**MATERIAL FOR THIS TASK**

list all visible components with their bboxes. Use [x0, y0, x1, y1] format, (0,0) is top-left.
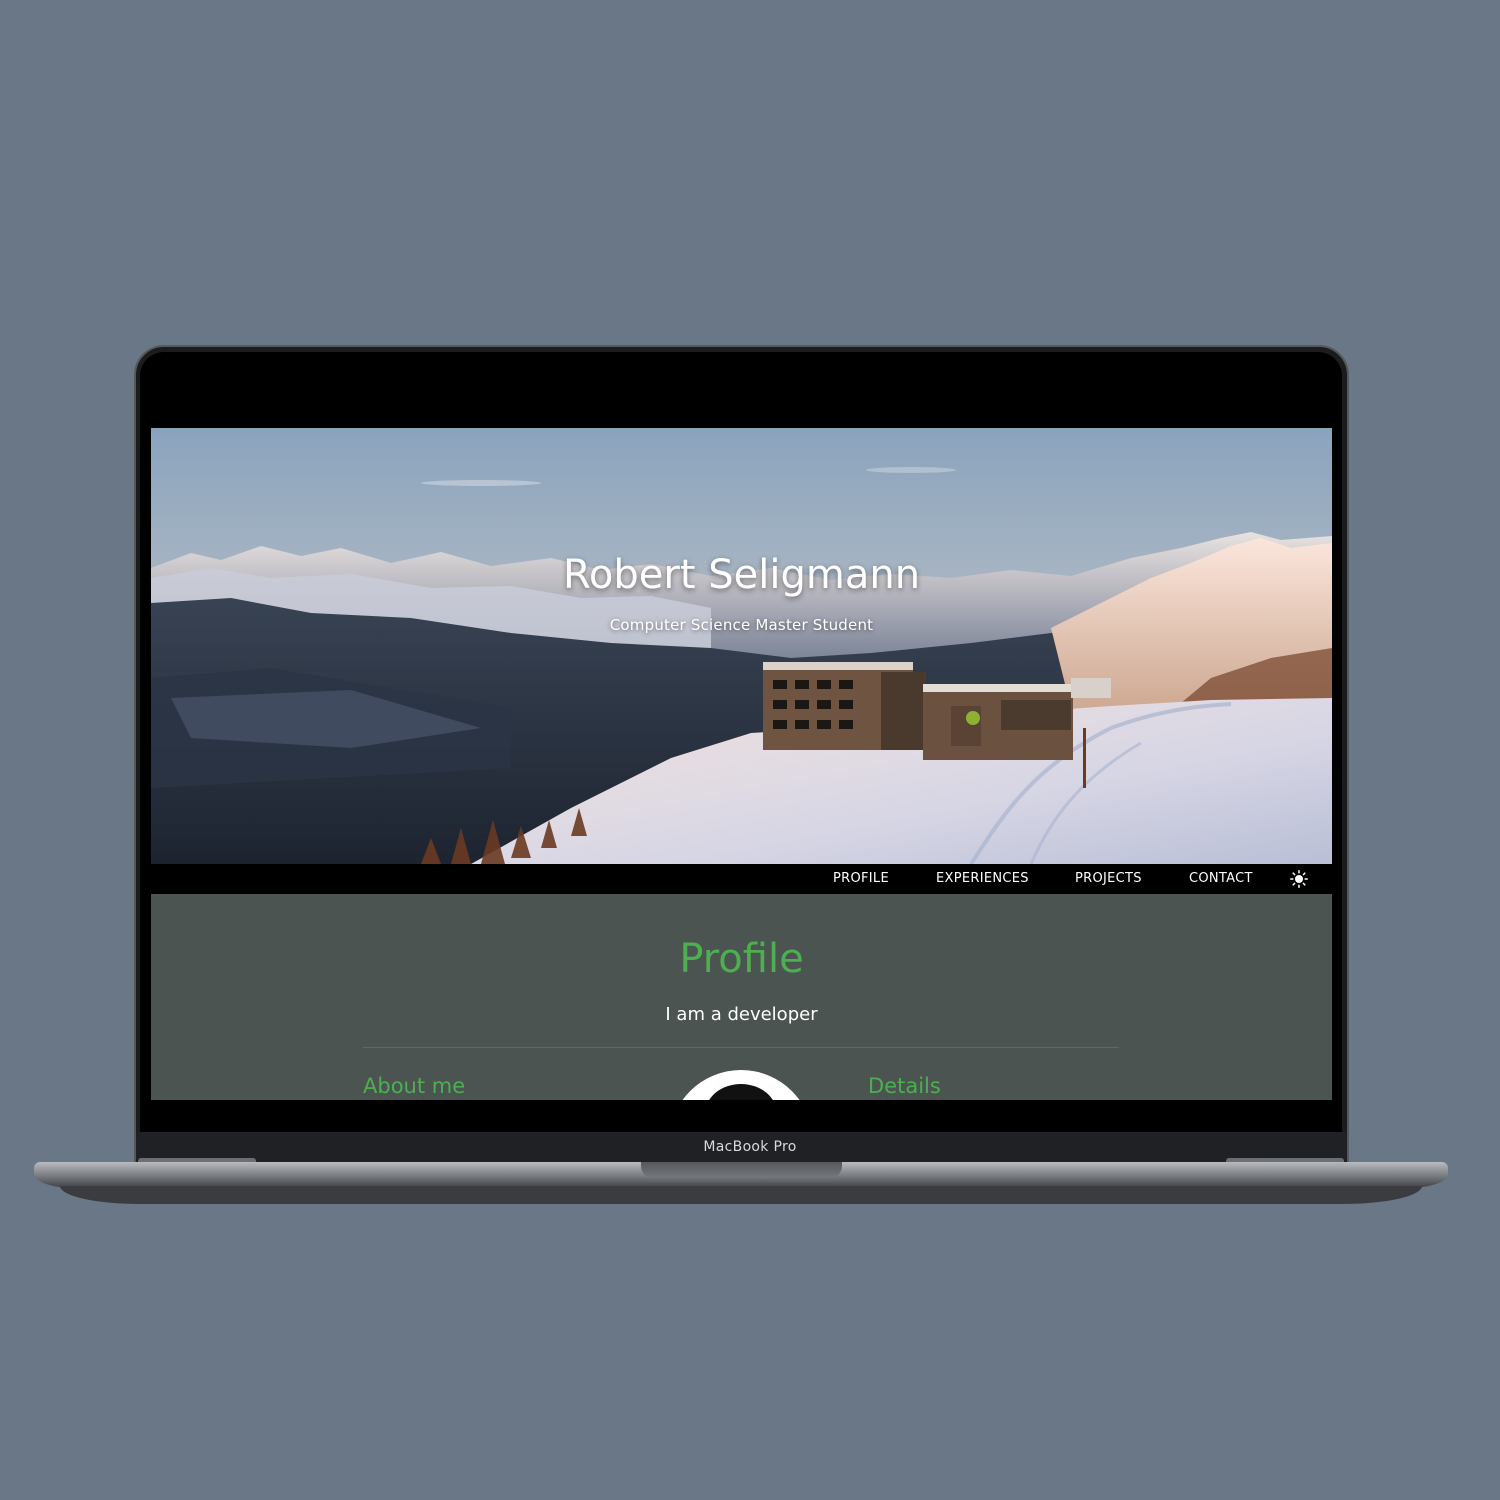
device-label: MacBook Pro — [703, 1139, 797, 1155]
hero-title: Robert Seligmann — [562, 552, 921, 598]
website-viewport: Robert Seligmann Computer Science Master… — [151, 428, 1332, 1100]
sun-icon[interactable] — [1290, 870, 1308, 888]
profile-heading: Profile — [679, 936, 804, 982]
profile-tagline: I am a developer — [665, 1004, 818, 1025]
hero-landscape-image — [151, 428, 1332, 864]
laptop-notch — [641, 1162, 842, 1178]
laptop-base-bottom — [60, 1186, 1422, 1204]
avatar — [669, 1070, 813, 1100]
hero-banner: Robert Seligmann Computer Science Master… — [151, 428, 1332, 864]
profile-section: Profile I am a developer About me Detail… — [151, 894, 1332, 1100]
details-heading: Details — [868, 1074, 941, 1098]
nav-link-profile[interactable]: PROFILE — [833, 871, 889, 886]
nav-link-experiences[interactable]: EXPERIENCES — [936, 871, 1029, 886]
main-navbar: PROFILE EXPERIENCES PROJECTS CONTACT — [151, 864, 1332, 894]
nav-link-projects[interactable]: PROJECTS — [1075, 871, 1142, 886]
avatar-photo — [705, 1084, 777, 1100]
section-divider — [363, 1047, 1119, 1048]
about-me-heading: About me — [363, 1074, 466, 1098]
hero-subtitle: Computer Science Master Student — [609, 616, 874, 634]
nav-link-contact[interactable]: CONTACT — [1189, 871, 1253, 886]
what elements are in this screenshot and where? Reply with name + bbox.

**TASK TO CARRY OUT**
Copy out the records word for word, from the line containing "device-label: MacBook Pro" up to and including the last line of the records.

**TASK OUTPUT**
device-label: MacBook Pro — [703, 1139, 797, 1155]
hero-title: Robert Seligmann — [562, 552, 921, 598]
website-viewport: Robert Seligmann Computer Science Master… — [151, 428, 1332, 1100]
sun-icon[interactable] — [1290, 870, 1308, 888]
profile-heading: Profile — [679, 936, 804, 982]
profile-tagline: I am a developer — [665, 1004, 818, 1025]
hero-landscape-image — [151, 428, 1332, 864]
laptop-notch — [641, 1162, 842, 1178]
laptop-base-bottom — [60, 1186, 1422, 1204]
avatar — [669, 1070, 813, 1100]
hero-banner: Robert Seligmann Computer Science Master… — [151, 428, 1332, 864]
profile-section: Profile I am a developer About me Detail… — [151, 894, 1332, 1100]
details-heading: Details — [868, 1074, 941, 1098]
nav-link-profile[interactable]: PROFILE — [833, 871, 889, 886]
nav-link-experiences[interactable]: EXPERIENCES — [936, 871, 1029, 886]
main-navbar: PROFILE EXPERIENCES PROJECTS CONTACT — [151, 864, 1332, 894]
nav-link-projects[interactable]: PROJECTS — [1075, 871, 1142, 886]
avatar-photo — [705, 1084, 777, 1100]
section-divider — [363, 1047, 1119, 1048]
about-me-heading: About me — [363, 1074, 466, 1098]
hero-subtitle: Computer Science Master Student — [609, 616, 874, 634]
nav-link-contact[interactable]: CONTACT — [1189, 871, 1253, 886]
what elements are in this screenshot and where? Reply with name + bbox.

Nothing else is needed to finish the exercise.